[start TASK DATA]

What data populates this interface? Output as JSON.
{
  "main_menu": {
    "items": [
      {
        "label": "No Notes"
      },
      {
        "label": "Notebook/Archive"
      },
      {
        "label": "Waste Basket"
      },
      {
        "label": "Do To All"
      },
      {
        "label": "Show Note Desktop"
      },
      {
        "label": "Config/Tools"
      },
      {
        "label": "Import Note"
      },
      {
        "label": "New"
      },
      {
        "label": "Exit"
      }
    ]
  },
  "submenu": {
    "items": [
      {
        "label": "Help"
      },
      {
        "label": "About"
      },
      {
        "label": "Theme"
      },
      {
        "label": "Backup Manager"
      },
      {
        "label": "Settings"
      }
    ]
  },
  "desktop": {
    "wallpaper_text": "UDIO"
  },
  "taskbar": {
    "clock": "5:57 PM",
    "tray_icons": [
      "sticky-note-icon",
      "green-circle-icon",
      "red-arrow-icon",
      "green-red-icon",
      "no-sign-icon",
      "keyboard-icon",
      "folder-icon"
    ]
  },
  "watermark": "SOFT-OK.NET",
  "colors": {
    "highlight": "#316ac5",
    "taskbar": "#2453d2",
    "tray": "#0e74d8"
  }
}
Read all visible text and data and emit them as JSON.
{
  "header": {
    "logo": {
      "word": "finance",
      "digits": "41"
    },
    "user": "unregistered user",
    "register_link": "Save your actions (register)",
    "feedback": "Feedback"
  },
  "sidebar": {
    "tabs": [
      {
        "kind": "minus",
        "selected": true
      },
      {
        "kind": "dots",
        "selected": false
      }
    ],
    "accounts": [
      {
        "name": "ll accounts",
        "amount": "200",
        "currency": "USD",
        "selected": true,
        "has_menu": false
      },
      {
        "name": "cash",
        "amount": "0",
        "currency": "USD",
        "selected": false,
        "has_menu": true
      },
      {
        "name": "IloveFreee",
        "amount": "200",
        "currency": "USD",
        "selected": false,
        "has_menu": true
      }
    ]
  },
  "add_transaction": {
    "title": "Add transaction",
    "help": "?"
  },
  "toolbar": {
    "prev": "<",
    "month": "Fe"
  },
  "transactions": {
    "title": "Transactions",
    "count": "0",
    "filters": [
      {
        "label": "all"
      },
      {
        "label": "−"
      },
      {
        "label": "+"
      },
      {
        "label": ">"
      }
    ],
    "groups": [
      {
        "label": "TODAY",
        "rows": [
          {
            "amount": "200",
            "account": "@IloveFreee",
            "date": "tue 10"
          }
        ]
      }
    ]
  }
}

[end TASK DATA]

| AIM OF THE TASK |
In the entries above, find every line with the word "name" and list it.

| PROBLEM SOLUTION |
        "name": "ll accounts",
        "name": "cash",
        "name": "IloveFreee",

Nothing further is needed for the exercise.